» İstenenler
(1) Yargıtay kararına göre onanan kararı hangi mahkeme vermişti?
(2) Yargıtay kararında "Davacı, … vekili" ifadesiyle başlayıp "hatanın giderilmesini istemiştir." ifadesiyle biten kısmı aynen tekrarlayın.

» Çıkarılan metin

==========

Yargıtay Kararı 21. Hukuk Dairesi 2012/1274 E. 2012/3832 K. 15.03.2012 T.

YARGITAY KARARI
DAİRE : 21. Hukuk Dairesi
ESAS NO : 2012/1274
KARAR NO : 2012/3832
KARAR TARİHİ : 15.03.2012

Davacı, … vekili Avukat … ile davalı, … Genel Müdürlüğü vekili Avukat … aralarındaki tazminat davası hakkında Zonguldak 2. İş Mahkemesinden verilen 29/03/2011 gün ve 16/109 sayılı kararın onanmasına ilişkin Dairemizin 22/11/2011 gün ve 5207/10937 sayılı ilamına karşı davacı tarafından süresi içinde karar düzeltme yoluna başvurulmuş olmakla dosya incelendi, gereği konuşulup düşünüldü:
K A R A R

Davacı vekili 26.12.2011 tarihli dilekçesi ile Dairemizin 22.11.2011 gün 5207-10937 sayılı kararında davalı vekilinin temyiz itirazlarının reddi ile davacı yararına duruşma avukatlık ücretine karar verildiği ve yerel mahkeme kararı davacı tarafça temyiz edildiği halde, hükmün bozulması yerine zuhulen onanmasına bahisle maddi hatanın giderilmesini istemiştir.
İş Mahkemeleri Kanununun 8/3. maddesi gereğince İş Mahkemelerinden verilen kararlara ve buna bağlı Yargıtay ilamına karşı karar düzeltme yolu kapalıdır. Ancak; Yargıtay onama ya da bozma kararlarında açıkça maddi hatanın bulunduğu hallerde, dosyanın yeniden incelenmesi mümkündür. Zira maddi yanılgıya dayalı olarak verilmiş onama ya da bozma kararları ile hatalı biçimde hak sahibi olmak, evrensel hukukun temel ilkelerine ters düştüğünden karşı taraf yararına sonuç doğurmamalıdır. Dairemizin giderek Yargıtay’ın yerleşmiş görüşleri de bu doğrultudadır.

==========

» Verilen kayıtlar
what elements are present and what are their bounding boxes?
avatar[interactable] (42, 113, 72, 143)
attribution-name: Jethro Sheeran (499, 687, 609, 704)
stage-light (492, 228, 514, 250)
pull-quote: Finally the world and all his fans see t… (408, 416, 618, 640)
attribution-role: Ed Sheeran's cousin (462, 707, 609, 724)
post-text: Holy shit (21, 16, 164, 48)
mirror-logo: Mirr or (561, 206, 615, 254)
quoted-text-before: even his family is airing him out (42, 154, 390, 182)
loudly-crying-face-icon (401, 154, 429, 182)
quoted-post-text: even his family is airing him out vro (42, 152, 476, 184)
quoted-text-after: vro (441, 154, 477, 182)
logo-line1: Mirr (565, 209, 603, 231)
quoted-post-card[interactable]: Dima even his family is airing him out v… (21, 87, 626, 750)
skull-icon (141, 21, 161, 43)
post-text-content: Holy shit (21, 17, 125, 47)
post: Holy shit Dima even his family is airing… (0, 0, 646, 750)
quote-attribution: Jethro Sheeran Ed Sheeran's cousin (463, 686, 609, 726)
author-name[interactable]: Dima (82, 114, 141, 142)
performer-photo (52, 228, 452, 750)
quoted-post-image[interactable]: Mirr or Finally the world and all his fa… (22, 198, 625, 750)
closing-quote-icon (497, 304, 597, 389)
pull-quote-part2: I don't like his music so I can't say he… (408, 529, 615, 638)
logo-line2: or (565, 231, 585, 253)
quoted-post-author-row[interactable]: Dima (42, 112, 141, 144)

==========

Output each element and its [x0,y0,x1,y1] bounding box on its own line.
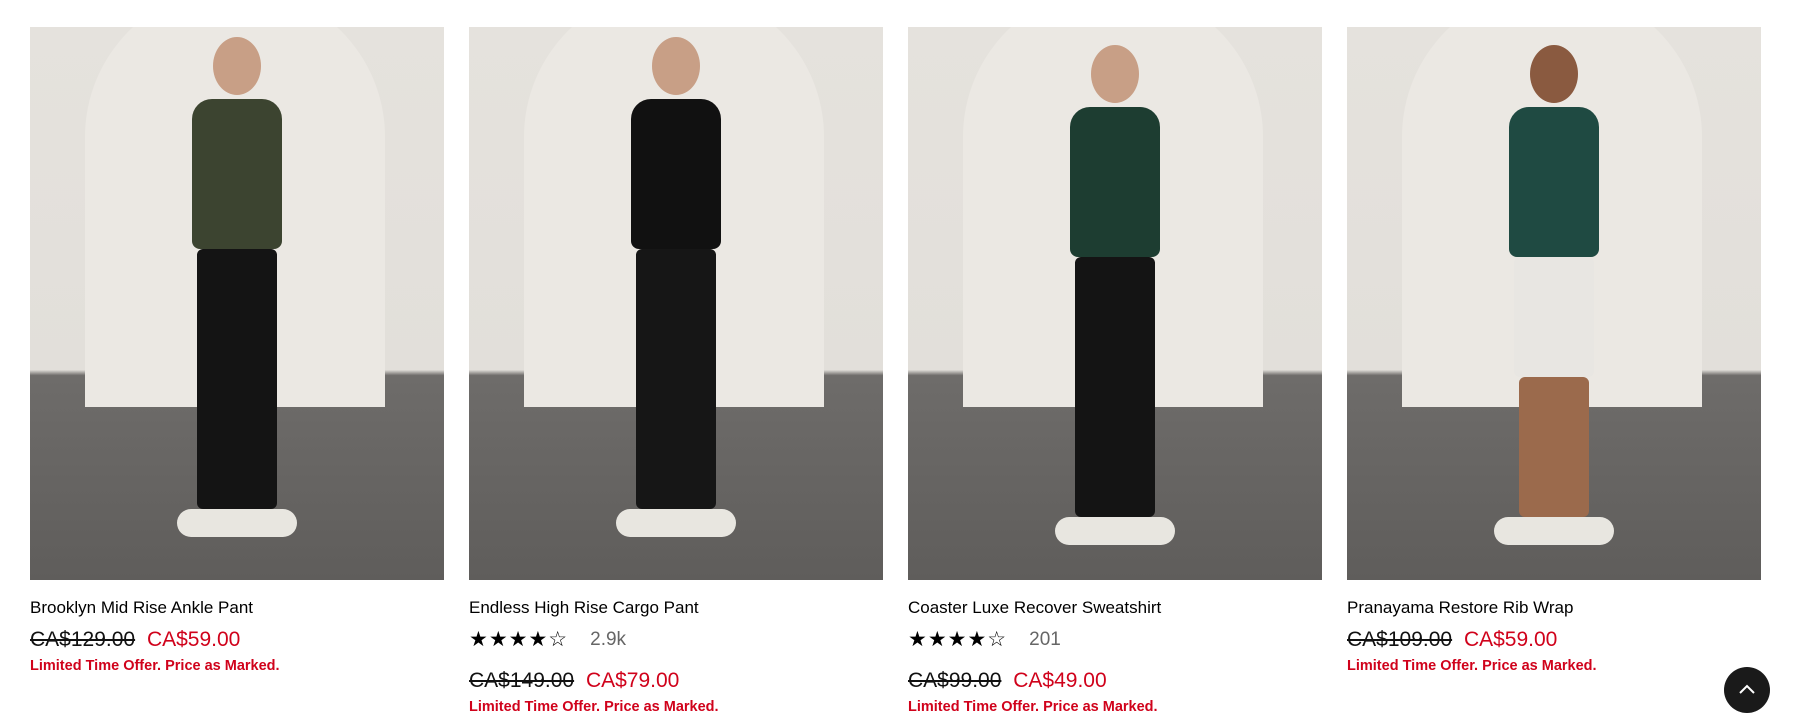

==========

» Cevaplar
(1) Zonguldak 2. İş Mahkemesi

(2)
Davacı, … vekili Avukat … ile davalı, … Genel Müdürlüğü vekili Avukat … aralarındaki tazminat davası hakkında Zonguldak 2. İş Mahkemesinden verilen 29/03/2011 gün ve 16/109 sayılı kararın onanmasına ilişkin Dairemizin 22/11/2011 gün ve 5207/10937 sayılı ilamına karşı davacı tarafından süresi içinde karar düzeltme yoluna başvurulmuş olmakla dosya incelendi, gereği konuşulup düşünüldü:
K A R A R

Davacı vekili 26.12.2011 tarihli dilekçesi ile Dairemizin 22.11.2011 gün 5207-10937 sayılı kararında davalı vekilinin temyiz itirazlarının reddi ile davacı yararına duruşma avukatlık ücretine karar verildiği ve yerel mahkeme kararı davacı tarafça temyiz edildiği halde, hükmün bozulması yerine zuhulen onanmasına bahisle maddi hatanın giderilmesini istemiştir.